**Reading text**:
★ ★ ★

Monthly Archives: June 2015

2 Bristol Blues Picked in MLB Draft

Two Bristol Blues were picked in the MLB draft by the Braves and Cubs.  One is a Southington High School grad (committed to UConn). The other is the Vermont Gatorade Player of the Year.  The Bristol Blues next play at historic Muzzy Field on Sat., June 13 at 7 p.m..  Here is the team release.

Blues 2

NEWS RELEASE

FOR IMMEDIATE RELEASE: June 10, 2015

CONTACT: Joe Boyle, Director of Public Relations

(203)-535-5833 (cell)    joe@bristolbluesbaseball.com

Two Blues Drafted to the MLB

                As of just a few hours ago, two of our own Bristol Blues have been drafted to a Major League Baseball team. Rayne Supple was the first to be drafted of the two. Supple was taken in the 38th round of the draft by the Chicago Cubs. Not so long after, Liam Scafariello was taken by the Atlanta Braves.

★ ★ ★

**Dataset rows**:

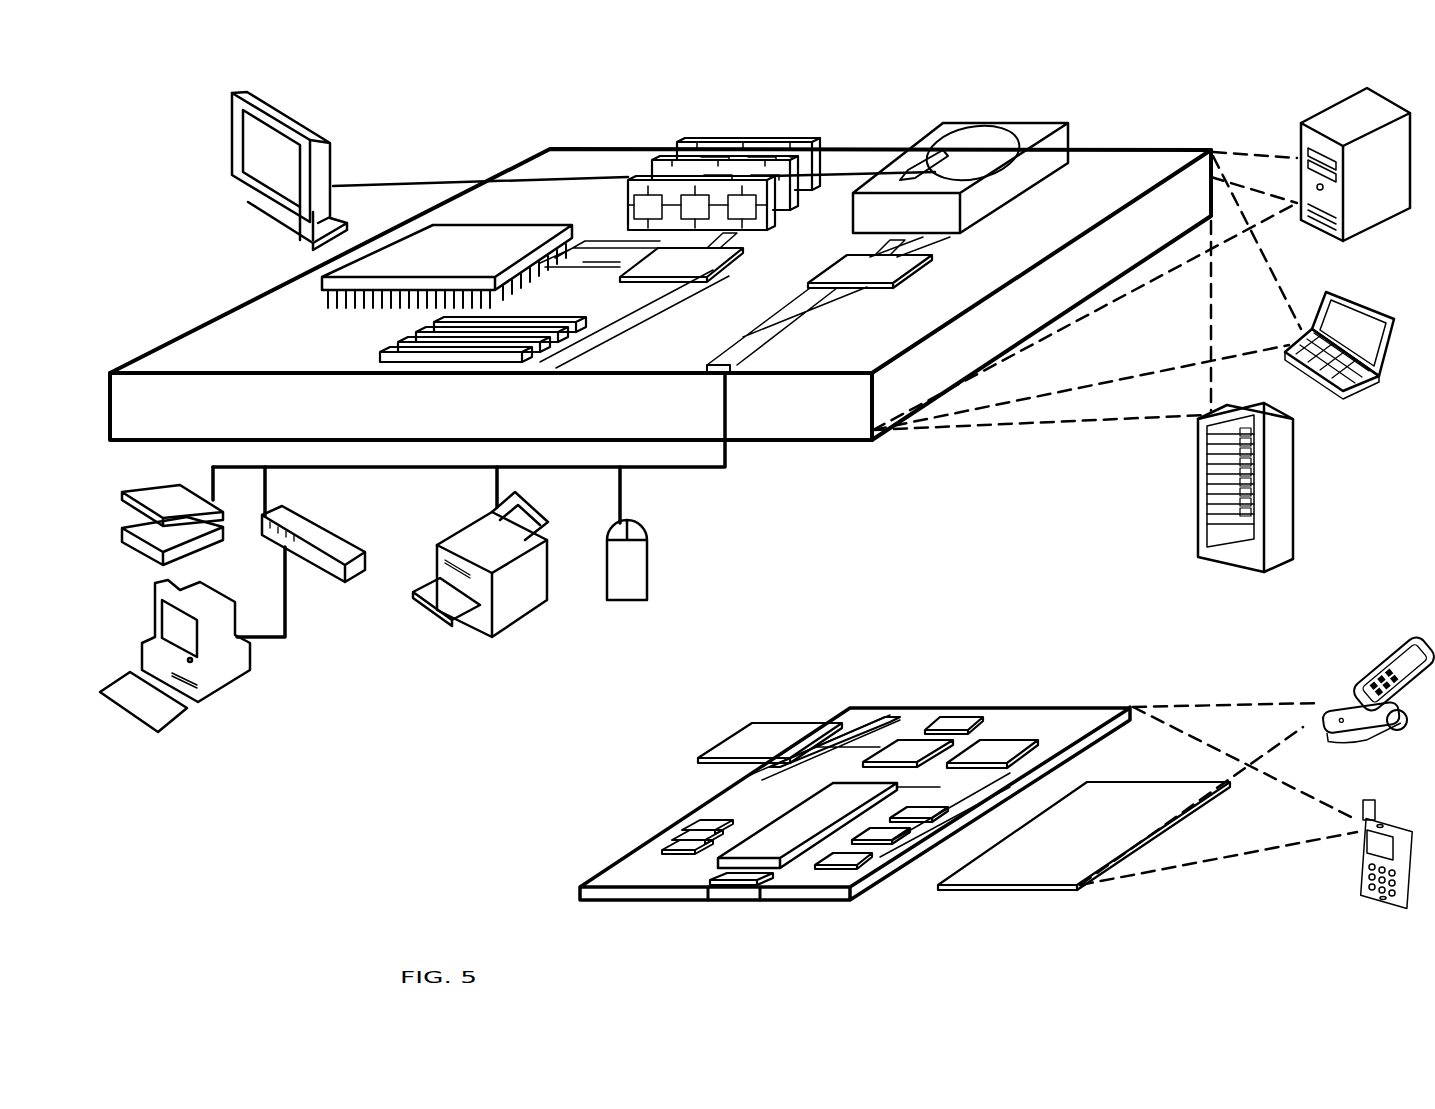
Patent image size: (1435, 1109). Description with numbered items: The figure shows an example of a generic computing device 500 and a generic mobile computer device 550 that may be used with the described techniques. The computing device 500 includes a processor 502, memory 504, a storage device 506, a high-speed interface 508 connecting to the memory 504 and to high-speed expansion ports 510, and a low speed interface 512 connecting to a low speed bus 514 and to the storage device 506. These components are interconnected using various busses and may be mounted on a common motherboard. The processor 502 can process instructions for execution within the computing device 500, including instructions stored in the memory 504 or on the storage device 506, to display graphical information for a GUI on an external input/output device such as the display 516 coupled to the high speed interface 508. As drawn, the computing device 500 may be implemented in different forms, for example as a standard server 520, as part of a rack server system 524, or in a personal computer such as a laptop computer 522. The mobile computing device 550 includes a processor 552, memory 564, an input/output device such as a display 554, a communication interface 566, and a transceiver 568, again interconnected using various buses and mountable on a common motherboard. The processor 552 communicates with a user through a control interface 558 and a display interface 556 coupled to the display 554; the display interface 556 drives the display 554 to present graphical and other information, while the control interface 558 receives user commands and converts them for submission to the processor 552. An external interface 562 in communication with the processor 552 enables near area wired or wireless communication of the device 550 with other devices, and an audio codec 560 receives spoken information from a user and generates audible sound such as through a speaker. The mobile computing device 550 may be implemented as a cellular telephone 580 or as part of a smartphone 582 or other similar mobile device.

The computing device 500 is at (464, 114).
The processor 502 is at (322, 288).
The memory 504 is at (700, 138).
The storage device 506 is at (955, 127).
The high-speed interface 508 is at (658, 262).
The high-speed expansion ports 510 is at (407, 337).
The low speed interface 512 is at (870, 267).
The low speed bus 514 is at (737, 373).
The display 516 is at (237, 102).
The standard server 520 is at (1293, 131).
The laptop computer 522 is at (1328, 286).
The rack server system 524 is at (1198, 514).
The mobile computer device 550 is at (829, 678).
The processor 552 is at (778, 868).
The display 554 is at (1082, 890).
The display interface 556 is at (860, 873).
The control interface 558 is at (903, 843).
The audio codec 560 is at (957, 717).
The external interface 562 is at (827, 720).
The memory 564 is at (750, 722).
The communication interface 566 is at (910, 752).
The transceiver 568 is at (995, 748).
The cellular telephone 580 is at (1380, 643).
The smartphone 582 is at (1365, 800).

★ ★ ★

**Given instruction 1**:
Answer these questions using the Bristol Blues article.
(a) On what day and at what time do the Bristol Blues next play at Muzzy Field?
(b) Which team drafted Rayne Supple, and in which round?
(c) Who is named as the contact for the news release, and what is his title?
**Given instruction 2**:
Write out the passage of the Bristol Blues article starting at "As of just a" and ending at "the Atlanta Braves.".

**Task result 1**:
(a) Saturday, June 13, at 7 p.m.
(b) The Chicago Cubs, in the 38th round.
(c) Joe Boyle, Director of Public Relations.

**Task result 2**:
As of just a few hours ago, two of our own Bristol Blues have been drafted to a Major League Baseball team. Rayne Supple was the first to be drafted of the two. Supple was taken in the 38th round of the draft by the Chicago Cubs. Not so long after, Liam Scafariello was taken by the Atlanta Braves.